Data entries

^^^^^^^^^^^^^^^^

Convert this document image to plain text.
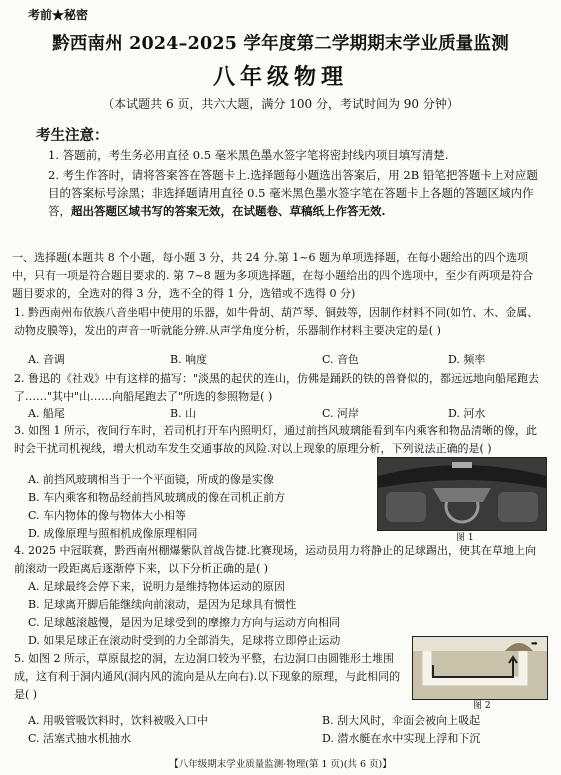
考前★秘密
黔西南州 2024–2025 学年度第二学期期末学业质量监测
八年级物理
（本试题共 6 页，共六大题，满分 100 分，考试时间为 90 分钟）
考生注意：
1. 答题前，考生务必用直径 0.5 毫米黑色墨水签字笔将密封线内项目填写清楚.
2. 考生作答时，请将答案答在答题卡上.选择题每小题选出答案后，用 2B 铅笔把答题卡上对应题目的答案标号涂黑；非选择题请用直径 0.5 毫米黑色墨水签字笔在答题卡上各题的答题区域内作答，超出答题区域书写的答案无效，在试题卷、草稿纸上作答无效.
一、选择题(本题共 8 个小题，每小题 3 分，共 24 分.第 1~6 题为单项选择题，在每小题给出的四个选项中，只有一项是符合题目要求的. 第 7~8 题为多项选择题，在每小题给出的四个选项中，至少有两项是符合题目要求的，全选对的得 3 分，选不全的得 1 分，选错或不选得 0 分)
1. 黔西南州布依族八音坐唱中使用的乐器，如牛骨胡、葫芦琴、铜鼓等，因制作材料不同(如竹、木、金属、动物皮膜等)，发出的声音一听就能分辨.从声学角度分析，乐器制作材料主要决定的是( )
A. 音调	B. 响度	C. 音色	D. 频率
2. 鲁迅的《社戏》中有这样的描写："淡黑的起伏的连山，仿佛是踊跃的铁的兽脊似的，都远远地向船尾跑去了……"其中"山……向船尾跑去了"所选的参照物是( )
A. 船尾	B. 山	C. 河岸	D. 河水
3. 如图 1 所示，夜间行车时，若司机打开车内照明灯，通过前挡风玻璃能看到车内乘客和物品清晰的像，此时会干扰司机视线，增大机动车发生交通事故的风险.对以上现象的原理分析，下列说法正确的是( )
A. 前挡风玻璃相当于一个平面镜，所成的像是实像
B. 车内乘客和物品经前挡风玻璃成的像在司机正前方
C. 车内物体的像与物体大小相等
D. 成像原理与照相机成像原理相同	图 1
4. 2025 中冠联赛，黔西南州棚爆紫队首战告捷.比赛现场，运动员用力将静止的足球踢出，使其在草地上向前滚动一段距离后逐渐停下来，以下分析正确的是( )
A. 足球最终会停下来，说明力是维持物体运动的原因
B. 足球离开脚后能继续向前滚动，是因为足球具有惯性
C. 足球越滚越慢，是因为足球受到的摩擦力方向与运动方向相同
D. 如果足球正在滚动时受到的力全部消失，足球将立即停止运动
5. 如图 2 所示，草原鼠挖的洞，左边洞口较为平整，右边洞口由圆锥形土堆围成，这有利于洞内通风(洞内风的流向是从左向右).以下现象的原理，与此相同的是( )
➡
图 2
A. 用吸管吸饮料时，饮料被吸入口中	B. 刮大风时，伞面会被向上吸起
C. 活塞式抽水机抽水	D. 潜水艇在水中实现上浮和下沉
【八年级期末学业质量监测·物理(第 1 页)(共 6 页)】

^^^^^^^^^^^^^^^^

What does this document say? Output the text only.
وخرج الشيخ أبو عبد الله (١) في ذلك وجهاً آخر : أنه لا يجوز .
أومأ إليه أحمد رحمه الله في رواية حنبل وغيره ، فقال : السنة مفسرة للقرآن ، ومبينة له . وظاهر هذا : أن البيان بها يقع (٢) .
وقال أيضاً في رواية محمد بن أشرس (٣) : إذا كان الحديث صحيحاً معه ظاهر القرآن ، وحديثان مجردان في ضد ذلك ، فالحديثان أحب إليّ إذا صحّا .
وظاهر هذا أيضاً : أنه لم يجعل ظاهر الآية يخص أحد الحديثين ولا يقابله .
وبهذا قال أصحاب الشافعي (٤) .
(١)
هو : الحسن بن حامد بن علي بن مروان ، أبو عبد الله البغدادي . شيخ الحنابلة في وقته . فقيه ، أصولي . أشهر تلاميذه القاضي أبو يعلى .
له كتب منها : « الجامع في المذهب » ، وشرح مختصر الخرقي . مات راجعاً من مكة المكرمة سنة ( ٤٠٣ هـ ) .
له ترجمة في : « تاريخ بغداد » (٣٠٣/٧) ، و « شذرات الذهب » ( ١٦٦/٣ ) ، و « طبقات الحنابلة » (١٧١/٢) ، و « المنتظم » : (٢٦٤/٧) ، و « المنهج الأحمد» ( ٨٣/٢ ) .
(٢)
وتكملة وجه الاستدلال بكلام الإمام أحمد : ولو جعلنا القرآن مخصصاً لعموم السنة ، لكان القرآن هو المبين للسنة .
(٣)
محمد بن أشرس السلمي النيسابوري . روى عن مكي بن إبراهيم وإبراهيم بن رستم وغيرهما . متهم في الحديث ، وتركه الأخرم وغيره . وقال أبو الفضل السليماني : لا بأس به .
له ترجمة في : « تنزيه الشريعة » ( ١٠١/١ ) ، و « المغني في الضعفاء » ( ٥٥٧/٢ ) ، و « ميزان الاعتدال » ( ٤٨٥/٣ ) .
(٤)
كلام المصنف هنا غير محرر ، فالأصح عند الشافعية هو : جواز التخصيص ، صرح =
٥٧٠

^^^^^^^^^^^^^^^^

__Task to complete__:
Select every line above that contains the word "وقال", and copy it.

__Exercise result__:
وقال أيضاً في رواية محمد بن أشرس (٣) : إذا كان الحديث صحيحاً معه ظاهر القرآن ، وحديثان مجردان في ضد ذلك ، فالحديثان أحب إليّ إذا صحّا .
محمد بن أشرس السلمي النيسابوري . روى عن مكي بن إبراهيم وإبراهيم بن رستم وغيرهما . متهم في الحديث ، وتركه الأخرم وغيره . وقال أبو الفضل السليماني : لا بأس به .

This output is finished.